[Start of Task input]
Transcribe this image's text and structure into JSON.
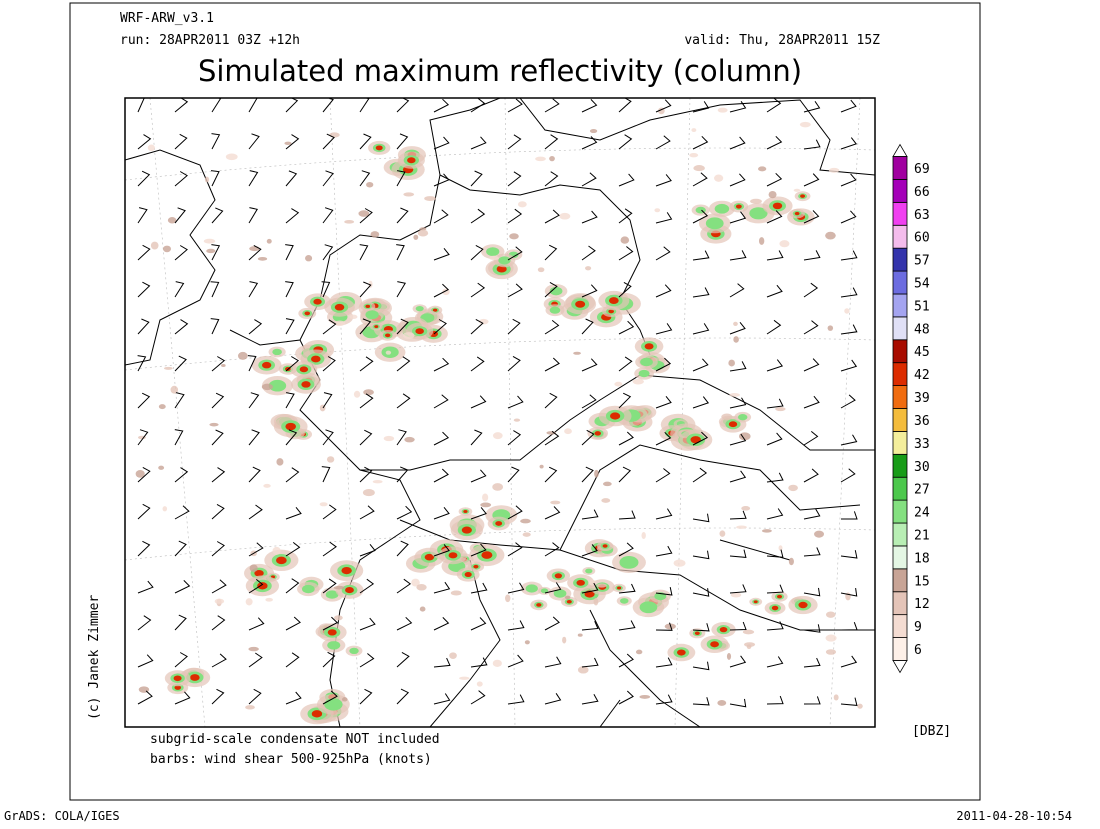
{
  "header": {
    "model": "WRF-ARW_v3.1",
    "run": "run: 28APR2011 03Z +12h",
    "valid": "valid: Thu, 28APR2011 15Z",
    "title": "Simulated maximum reflectivity (column)"
  },
  "colorbar": {
    "unit": "[DBZ]",
    "levels": [
      6,
      9,
      12,
      15,
      18,
      21,
      24,
      27,
      30,
      33,
      36,
      39,
      42,
      45,
      48,
      51,
      54,
      57,
      60,
      63,
      66,
      69
    ],
    "colors": [
      "#fdf0e8",
      "#f4dcd2",
      "#e4c4b8",
      "#c8a496",
      "#e4f6e4",
      "#b8eeb4",
      "#84e080",
      "#4cc84c",
      "#189c18",
      "#f4ee9c",
      "#f4bc3c",
      "#f06c10",
      "#dc2c00",
      "#a80c00",
      "#e0e0f6",
      "#a4a4f0",
      "#6c6ce0",
      "#3434ac",
      "#f4bcec",
      "#f040f0",
      "#a400b8",
      "#a000a0"
    ]
  },
  "notes": {
    "line1": "subgrid-scale condensate NOT included",
    "line2": "barbs: wind shear 500-925hPa (knots)"
  },
  "credit": "(c) Janek Zimmer",
  "footer": {
    "left": "GrADS: COLA/IGES",
    "right": "2011-04-28-10:54"
  }
}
[End of Task input]
# Set exercise
Transcribe the listing above verbatim. Omit the pictures.

# Response to this task
Transcribe this image's text and structure into JSON.
{
  "header": {
    "model": "WRF-ARW_v3.1",
    "run": "run: 28APR2011 03Z +12h",
    "valid": "valid: Thu, 28APR2011 15Z",
    "title": "Simulated maximum reflectivity (column)"
  },
  "colorbar": {
    "unit": "[DBZ]",
    "levels": [
      6,
      9,
      12,
      15,
      18,
      21,
      24,
      27,
      30,
      33,
      36,
      39,
      42,
      45,
      48,
      51,
      54,
      57,
      60,
      63,
      66,
      69
    ],
    "colors": [
      "#fdf0e8",
      "#f4dcd2",
      "#e4c4b8",
      "#c8a496",
      "#e4f6e4",
      "#b8eeb4",
      "#84e080",
      "#4cc84c",
      "#189c18",
      "#f4ee9c",
      "#f4bc3c",
      "#f06c10",
      "#dc2c00",
      "#a80c00",
      "#e0e0f6",
      "#a4a4f0",
      "#6c6ce0",
      "#3434ac",
      "#f4bcec",
      "#f040f0",
      "#a400b8",
      "#a000a0"
    ]
  },
  "notes": {
    "line1": "subgrid-scale condensate NOT included",
    "line2": "barbs: wind shear 500-925hPa (knots)"
  },
  "credit": "(c) Janek Zimmer",
  "footer": {
    "left": "GrADS: COLA/IGES",
    "right": "2011-04-28-10:54"
  }
}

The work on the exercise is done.